Work to complete. Locate the word "trax" in the data below, then copy every line that holds it.

Extracted records.

╭──

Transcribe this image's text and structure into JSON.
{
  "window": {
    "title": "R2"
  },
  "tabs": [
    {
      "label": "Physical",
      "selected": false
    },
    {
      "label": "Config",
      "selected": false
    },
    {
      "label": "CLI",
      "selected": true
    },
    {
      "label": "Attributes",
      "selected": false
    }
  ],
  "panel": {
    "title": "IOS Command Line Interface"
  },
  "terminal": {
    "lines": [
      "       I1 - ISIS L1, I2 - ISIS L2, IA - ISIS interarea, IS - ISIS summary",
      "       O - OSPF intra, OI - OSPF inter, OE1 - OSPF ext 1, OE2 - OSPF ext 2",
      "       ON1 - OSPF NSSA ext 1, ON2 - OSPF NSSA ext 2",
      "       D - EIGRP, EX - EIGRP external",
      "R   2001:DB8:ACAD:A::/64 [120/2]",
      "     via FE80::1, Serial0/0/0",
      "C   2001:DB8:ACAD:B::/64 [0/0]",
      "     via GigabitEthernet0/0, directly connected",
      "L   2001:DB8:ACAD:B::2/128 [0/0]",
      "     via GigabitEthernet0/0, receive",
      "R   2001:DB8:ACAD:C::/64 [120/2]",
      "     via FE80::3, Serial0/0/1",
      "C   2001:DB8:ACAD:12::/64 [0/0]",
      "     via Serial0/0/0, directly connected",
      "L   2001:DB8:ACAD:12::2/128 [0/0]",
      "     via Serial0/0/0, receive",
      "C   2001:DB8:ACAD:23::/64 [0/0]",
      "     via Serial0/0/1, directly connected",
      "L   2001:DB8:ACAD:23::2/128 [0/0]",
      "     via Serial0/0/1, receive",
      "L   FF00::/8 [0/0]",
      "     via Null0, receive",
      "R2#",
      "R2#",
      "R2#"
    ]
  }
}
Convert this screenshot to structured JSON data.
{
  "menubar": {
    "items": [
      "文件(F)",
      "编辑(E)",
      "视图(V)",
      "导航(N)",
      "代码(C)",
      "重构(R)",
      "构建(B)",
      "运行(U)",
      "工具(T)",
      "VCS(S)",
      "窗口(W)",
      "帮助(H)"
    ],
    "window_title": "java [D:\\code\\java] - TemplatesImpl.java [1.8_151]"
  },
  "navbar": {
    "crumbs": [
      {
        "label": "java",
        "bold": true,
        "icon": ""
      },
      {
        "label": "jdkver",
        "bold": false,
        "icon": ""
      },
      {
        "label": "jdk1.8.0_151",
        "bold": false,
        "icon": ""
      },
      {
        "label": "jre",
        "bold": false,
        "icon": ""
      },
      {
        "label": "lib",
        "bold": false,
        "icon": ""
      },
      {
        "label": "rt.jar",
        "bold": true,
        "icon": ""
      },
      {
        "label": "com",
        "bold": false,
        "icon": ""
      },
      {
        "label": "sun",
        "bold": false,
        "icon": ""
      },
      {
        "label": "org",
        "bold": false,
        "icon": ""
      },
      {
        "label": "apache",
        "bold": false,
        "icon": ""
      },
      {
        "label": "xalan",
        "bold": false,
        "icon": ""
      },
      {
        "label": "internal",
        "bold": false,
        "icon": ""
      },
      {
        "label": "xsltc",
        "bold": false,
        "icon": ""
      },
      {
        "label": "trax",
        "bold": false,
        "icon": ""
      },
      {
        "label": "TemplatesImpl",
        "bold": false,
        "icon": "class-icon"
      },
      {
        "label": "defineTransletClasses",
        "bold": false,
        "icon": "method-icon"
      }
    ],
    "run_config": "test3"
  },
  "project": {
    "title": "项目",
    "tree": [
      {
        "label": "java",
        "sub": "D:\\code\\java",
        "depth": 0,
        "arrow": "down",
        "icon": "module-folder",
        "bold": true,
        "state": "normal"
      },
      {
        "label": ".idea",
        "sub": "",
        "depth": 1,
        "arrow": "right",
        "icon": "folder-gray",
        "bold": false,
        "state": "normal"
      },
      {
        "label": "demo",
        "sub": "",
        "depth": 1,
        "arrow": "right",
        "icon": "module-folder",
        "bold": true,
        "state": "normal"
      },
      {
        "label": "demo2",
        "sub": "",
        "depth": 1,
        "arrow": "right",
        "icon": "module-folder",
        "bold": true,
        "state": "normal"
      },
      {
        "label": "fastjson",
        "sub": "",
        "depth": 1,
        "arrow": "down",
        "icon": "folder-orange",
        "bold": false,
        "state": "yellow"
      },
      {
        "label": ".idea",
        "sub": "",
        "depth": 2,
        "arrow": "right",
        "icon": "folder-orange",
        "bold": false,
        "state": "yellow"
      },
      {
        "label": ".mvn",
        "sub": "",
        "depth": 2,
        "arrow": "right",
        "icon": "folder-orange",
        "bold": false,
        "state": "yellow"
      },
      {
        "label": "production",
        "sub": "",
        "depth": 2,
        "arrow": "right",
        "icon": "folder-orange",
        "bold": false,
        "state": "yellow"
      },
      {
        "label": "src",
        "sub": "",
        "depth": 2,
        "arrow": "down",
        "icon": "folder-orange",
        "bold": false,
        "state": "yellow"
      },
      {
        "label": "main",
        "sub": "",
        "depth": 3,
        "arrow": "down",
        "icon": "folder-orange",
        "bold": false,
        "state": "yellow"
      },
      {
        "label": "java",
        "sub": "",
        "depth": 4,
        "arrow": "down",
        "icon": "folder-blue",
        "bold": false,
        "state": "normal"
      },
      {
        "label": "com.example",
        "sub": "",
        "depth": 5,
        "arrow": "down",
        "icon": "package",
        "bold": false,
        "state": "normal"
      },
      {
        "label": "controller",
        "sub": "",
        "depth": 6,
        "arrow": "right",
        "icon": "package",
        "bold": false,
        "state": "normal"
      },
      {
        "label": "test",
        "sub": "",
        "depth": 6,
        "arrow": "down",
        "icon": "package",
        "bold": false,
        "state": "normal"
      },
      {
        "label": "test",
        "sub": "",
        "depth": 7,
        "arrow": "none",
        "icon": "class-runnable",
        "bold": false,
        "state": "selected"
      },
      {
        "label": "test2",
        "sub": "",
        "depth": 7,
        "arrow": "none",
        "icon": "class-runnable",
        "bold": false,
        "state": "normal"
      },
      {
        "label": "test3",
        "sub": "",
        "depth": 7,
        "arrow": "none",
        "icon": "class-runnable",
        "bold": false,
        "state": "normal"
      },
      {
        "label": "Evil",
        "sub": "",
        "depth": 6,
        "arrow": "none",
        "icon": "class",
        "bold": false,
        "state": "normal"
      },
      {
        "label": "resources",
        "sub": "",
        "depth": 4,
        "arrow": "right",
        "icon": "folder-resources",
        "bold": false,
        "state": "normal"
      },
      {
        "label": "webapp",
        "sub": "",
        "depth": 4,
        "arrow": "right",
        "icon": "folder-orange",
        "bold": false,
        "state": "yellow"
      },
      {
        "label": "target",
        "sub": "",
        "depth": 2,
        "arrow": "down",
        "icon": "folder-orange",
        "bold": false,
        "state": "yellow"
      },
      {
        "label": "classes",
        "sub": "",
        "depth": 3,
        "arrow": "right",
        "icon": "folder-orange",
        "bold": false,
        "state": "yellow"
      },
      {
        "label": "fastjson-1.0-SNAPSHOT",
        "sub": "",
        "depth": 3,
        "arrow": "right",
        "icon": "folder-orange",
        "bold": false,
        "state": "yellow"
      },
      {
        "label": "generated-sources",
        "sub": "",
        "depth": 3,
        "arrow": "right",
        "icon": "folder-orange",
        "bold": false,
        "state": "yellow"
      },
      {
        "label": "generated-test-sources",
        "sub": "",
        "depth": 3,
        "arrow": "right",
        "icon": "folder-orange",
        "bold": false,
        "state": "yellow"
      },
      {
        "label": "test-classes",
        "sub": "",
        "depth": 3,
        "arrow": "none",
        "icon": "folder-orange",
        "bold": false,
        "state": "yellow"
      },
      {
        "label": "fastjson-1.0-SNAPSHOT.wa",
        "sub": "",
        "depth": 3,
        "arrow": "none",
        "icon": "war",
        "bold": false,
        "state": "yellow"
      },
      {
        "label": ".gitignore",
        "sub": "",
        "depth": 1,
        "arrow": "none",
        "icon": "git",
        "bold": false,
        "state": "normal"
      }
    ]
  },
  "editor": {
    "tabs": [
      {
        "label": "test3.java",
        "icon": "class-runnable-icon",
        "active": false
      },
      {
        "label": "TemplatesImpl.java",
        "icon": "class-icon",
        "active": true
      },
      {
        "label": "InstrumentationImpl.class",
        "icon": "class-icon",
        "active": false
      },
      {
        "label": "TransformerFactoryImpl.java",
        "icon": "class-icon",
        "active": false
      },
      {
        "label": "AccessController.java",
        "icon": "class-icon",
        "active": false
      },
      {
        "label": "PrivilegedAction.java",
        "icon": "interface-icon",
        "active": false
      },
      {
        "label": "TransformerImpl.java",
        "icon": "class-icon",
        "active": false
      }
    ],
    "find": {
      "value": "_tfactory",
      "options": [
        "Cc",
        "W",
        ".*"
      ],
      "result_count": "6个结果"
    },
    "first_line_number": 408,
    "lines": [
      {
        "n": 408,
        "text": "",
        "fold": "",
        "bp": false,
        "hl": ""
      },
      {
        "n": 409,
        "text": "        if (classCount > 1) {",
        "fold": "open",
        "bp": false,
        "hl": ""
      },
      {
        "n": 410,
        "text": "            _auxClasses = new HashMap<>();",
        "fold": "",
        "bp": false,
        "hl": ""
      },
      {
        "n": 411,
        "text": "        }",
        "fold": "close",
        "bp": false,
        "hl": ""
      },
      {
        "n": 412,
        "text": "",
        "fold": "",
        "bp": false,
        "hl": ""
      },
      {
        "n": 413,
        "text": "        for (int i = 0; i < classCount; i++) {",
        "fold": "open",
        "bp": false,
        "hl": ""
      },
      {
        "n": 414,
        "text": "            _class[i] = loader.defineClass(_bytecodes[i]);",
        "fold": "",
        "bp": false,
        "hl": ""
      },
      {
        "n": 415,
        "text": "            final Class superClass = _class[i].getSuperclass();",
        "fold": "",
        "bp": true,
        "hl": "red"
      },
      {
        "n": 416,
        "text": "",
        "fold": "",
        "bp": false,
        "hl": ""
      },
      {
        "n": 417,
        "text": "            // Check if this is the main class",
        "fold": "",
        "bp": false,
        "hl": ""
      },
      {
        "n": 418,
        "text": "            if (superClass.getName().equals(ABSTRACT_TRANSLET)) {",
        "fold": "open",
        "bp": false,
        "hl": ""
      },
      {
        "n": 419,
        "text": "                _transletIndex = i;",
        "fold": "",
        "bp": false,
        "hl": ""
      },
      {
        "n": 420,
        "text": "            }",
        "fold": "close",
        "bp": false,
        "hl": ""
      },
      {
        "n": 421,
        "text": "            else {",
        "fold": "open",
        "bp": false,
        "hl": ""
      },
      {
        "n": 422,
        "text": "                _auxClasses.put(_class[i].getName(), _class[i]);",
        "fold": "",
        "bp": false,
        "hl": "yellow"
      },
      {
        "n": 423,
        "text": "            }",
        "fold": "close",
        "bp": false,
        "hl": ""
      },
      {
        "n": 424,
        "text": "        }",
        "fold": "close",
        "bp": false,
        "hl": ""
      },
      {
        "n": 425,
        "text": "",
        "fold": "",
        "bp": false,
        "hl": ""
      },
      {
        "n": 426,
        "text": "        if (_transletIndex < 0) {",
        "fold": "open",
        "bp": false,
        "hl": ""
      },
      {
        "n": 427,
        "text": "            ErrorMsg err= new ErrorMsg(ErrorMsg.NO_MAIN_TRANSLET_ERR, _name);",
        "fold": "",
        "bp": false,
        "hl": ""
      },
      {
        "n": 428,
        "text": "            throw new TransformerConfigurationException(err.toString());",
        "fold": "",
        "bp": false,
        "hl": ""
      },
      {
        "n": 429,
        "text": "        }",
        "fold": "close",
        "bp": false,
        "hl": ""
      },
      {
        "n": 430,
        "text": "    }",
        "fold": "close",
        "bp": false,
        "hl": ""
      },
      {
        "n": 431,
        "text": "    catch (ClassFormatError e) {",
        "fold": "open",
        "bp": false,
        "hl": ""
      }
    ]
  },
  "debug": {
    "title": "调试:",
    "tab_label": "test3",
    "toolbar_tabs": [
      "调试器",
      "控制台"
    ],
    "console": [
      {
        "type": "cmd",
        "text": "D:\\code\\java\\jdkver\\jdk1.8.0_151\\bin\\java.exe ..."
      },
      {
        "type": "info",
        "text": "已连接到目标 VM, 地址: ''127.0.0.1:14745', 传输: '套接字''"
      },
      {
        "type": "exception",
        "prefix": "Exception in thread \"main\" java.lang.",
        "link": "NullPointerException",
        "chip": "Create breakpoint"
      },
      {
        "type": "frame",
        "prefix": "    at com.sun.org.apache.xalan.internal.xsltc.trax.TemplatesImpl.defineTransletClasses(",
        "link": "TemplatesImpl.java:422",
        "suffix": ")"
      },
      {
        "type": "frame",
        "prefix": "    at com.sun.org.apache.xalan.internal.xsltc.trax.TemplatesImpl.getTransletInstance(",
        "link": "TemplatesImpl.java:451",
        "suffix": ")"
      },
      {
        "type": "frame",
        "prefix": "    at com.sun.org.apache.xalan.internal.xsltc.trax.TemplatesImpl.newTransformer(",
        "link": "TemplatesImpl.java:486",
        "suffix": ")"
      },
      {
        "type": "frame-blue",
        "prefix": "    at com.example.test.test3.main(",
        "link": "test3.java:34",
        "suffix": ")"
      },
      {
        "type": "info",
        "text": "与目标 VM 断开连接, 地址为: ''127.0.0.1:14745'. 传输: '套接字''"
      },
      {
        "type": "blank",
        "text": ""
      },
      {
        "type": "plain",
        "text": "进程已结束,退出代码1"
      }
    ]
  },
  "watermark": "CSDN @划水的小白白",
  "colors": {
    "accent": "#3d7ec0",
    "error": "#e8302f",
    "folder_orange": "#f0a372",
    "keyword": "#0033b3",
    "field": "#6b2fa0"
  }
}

╰──

Result of this task.
        "label": "trax",
        "prefix": "    at com.sun.org.apache.xalan.internal.xsltc.trax.TemplatesImpl.defineTransletClasses(",
        "prefix": "    at com.sun.org.apache.xalan.internal.xsltc.trax.TemplatesImpl.getTransletInstance(",
        "prefix": "    at com.sun.org.apache.xalan.internal.xsltc.trax.TemplatesImpl.newTransformer(",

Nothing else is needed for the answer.